Data entries:
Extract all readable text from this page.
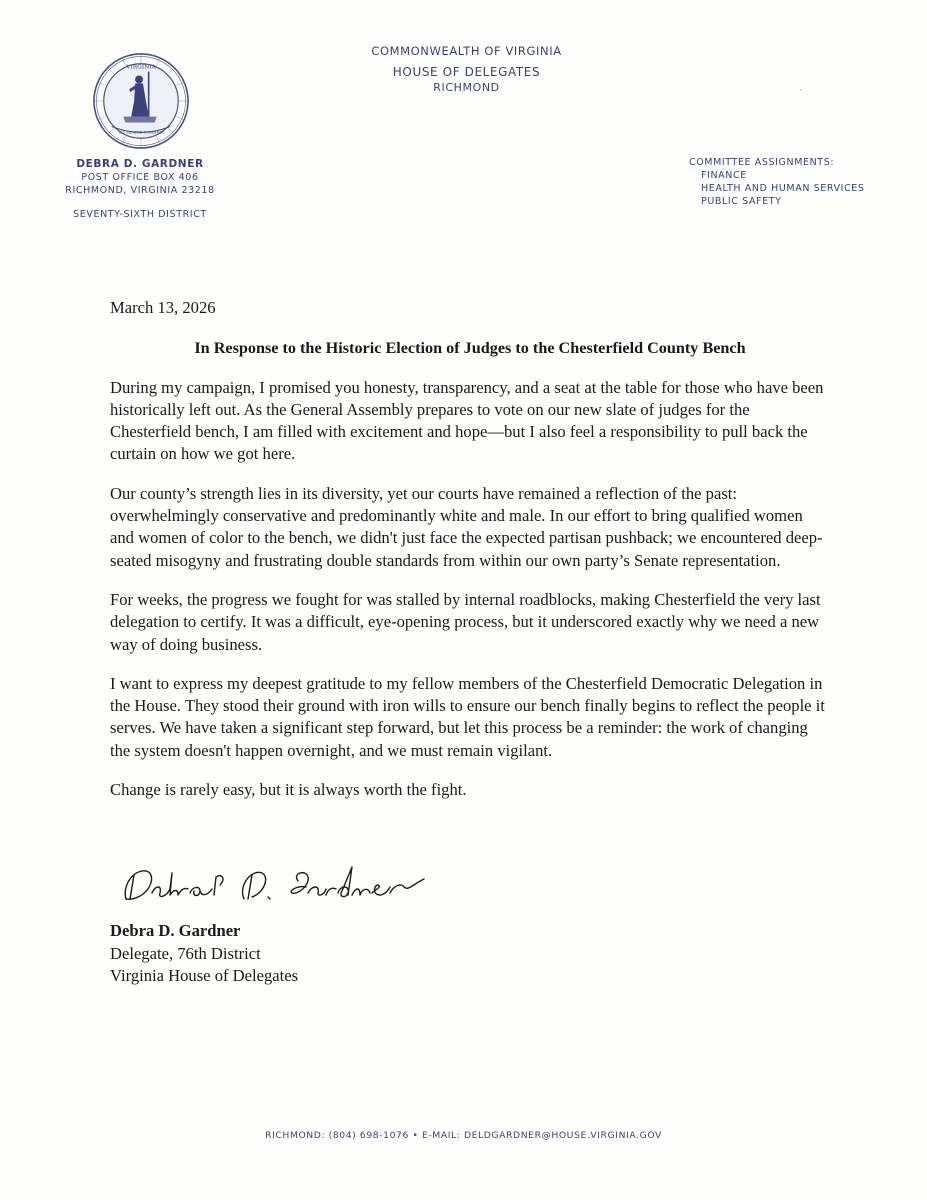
VIRGINIA
SIC SEMPER TYRANNIS
COMMONWEALTH OF VIRGINIA
HOUSE OF DELEGATES
RICHMOND
DEBRA D. GARDNER
POST OFFICE BOX 406
RICHMOND, VIRGINIA 23218
SEVENTY-SIXTH DISTRICT
COMMITTEE ASSIGNMENTS:
FINANCE
HEALTH AND HUMAN SERVICES
PUBLIC SAFETY

March 13, 2026

In Response to the Historic Election of Judges to the Chesterfield County Bench

During my campaign, I promised you honesty, transparency, and a seat at the table for those who have been historically left out. As the General Assembly prepares to vote on our new slate of judges for the Chesterfield bench, I am filled with excitement and hope—but I also feel a responsibility to pull back the curtain on how we got here.

Our county’s strength lies in its diversity, yet our courts have remained a reflection of the past: overwhelmingly conservative and predominantly white and male. In our effort to bring qualified women and women of color to the bench, we didn't just face the expected partisan pushback; we encountered deep-seated misogyny and frustrating double standards from within our own party’s Senate representation.

For weeks, the progress we fought for was stalled by internal roadblocks, making Chesterfield the very last delegation to certify. It was a difficult, eye-opening process, but it underscored exactly why we need a new way of doing business.

I want to express my deepest gratitude to my fellow members of the Chesterfield Democratic Delegation in the House. They stood their ground with iron wills to ensure our bench finally begins to reflect the people it serves. We have taken a significant step forward, but let this process be a reminder: the work of changing the system doesn't happen overnight, and we must remain vigilant.

Change is rarely easy, but it is always worth the fight.

Debra D. Gardner
Delegate, 76th District
Virginia House of Delegates
RICHMOND: (804) 698-1076 • E-MAIL: DELDGARDNER@HOUSE.VIRGINIA.GOV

*WHAT YOU WILL DO*. Exclude all images and restate the records above word for word.

*PROBLEM SOLUTION*.
Extract all readable text from this page.
VIRGINIA
SIC SEMPER TYRANNIS
COMMONWEALTH OF VIRGINIA
HOUSE OF DELEGATES
RICHMOND
DEBRA D. GARDNER
POST OFFICE BOX 406
RICHMOND, VIRGINIA 23218
SEVENTY-SIXTH DISTRICT
COMMITTEE ASSIGNMENTS:
FINANCE
HEALTH AND HUMAN SERVICES
PUBLIC SAFETY

March 13, 2026

In Response to the Historic Election of Judges to the Chesterfield County Bench

During my campaign, I promised you honesty, transparency, and a seat at the table for those who have been historically left out. As the General Assembly prepares to vote on our new slate of judges for the Chesterfield bench, I am filled with excitement and hope—but I also feel a responsibility to pull back the curtain on how we got here.

Our county’s strength lies in its diversity, yet our courts have remained a reflection of the past: overwhelmingly conservative and predominantly white and male. In our effort to bring qualified women and women of color to the bench, we didn't just face the expected partisan pushback; we encountered deep-seated misogyny and frustrating double standards from within our own party’s Senate representation.

For weeks, the progress we fought for was stalled by internal roadblocks, making Chesterfield the very last delegation to certify. It was a difficult, eye-opening process, but it underscored exactly why we need a new way of doing business.

I want to express my deepest gratitude to my fellow members of the Chesterfield Democratic Delegation in the House. They stood their ground with iron wills to ensure our bench finally begins to reflect the people it serves. We have taken a significant step forward, but let this process be a reminder: the work of changing the system doesn't happen overnight, and we must remain vigilant.

Change is rarely easy, but it is always worth the fight.

Debra D. Gardner
Delegate, 76th District
Virginia House of Delegates
RICHMOND: (804) 698-1076 • E-MAIL: DELDGARDNER@HOUSE.VIRGINIA.GOV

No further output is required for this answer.